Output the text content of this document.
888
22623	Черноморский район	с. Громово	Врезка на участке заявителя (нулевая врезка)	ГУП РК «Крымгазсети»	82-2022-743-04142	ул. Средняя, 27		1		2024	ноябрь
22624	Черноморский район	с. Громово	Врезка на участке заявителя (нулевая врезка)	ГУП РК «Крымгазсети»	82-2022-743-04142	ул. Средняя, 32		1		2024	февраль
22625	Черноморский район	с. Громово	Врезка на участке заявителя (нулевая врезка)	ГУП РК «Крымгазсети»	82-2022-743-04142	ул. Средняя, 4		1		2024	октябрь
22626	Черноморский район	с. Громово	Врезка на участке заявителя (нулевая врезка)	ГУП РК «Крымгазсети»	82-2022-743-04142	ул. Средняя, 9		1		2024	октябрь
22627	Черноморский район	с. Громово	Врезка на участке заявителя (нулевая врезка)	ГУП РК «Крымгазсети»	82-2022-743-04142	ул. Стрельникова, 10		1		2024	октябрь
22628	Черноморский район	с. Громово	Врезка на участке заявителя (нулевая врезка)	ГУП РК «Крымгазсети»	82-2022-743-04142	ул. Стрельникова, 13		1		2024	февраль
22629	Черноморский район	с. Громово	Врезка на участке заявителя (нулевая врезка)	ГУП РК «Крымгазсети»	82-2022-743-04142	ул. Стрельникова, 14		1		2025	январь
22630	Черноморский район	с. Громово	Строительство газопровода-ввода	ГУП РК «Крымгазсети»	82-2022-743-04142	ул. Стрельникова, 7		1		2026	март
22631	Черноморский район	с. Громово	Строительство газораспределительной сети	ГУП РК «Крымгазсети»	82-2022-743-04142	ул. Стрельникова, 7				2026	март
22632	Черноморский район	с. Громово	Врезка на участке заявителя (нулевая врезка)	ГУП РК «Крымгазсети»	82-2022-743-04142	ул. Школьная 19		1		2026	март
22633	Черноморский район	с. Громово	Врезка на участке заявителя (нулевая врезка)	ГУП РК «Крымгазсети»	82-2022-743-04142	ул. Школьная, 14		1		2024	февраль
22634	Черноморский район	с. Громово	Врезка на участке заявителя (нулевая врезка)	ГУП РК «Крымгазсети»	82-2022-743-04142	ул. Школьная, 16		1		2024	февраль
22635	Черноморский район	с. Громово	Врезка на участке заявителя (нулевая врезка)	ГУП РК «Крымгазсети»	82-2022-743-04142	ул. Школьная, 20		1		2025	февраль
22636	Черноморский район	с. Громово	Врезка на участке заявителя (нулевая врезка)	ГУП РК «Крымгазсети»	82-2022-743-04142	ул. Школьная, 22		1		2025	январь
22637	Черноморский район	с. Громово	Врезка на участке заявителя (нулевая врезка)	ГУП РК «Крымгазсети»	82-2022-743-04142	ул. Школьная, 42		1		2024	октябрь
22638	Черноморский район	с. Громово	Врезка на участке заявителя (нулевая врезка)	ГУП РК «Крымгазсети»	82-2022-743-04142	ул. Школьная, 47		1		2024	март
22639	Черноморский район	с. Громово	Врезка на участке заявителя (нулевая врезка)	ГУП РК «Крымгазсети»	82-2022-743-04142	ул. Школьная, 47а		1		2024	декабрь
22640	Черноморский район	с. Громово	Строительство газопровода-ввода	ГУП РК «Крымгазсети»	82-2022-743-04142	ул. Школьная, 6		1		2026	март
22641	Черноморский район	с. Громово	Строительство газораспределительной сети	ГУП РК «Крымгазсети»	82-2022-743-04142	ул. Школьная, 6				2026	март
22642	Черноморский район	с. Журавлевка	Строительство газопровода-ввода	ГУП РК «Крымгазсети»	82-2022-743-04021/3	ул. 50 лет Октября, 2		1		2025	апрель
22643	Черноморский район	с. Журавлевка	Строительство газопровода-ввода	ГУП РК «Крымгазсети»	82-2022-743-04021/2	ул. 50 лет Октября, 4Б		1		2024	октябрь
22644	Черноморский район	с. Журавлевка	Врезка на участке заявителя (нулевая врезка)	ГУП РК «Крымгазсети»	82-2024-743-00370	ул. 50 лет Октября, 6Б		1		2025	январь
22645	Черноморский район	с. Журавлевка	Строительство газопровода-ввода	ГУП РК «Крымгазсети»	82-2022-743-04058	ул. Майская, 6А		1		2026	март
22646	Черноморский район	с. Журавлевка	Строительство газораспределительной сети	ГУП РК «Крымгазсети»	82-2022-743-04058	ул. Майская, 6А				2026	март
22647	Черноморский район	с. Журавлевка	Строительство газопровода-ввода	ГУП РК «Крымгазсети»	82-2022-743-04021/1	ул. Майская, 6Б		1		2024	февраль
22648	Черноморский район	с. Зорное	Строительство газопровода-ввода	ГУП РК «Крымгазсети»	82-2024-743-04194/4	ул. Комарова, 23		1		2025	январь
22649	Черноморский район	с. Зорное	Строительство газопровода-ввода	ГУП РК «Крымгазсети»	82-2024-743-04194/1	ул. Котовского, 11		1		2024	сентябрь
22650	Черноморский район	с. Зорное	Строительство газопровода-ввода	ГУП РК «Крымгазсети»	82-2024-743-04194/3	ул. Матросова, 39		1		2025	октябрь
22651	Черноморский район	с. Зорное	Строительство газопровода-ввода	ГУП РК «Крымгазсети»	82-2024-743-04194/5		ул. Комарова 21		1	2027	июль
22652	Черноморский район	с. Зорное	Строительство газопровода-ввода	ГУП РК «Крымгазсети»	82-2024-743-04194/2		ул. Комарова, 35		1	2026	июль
--------------------------------------------------
◆ Exercise
Give the number of lines in the entries that include the string "Майская", and nothing more.

◆ Answer to the problem
3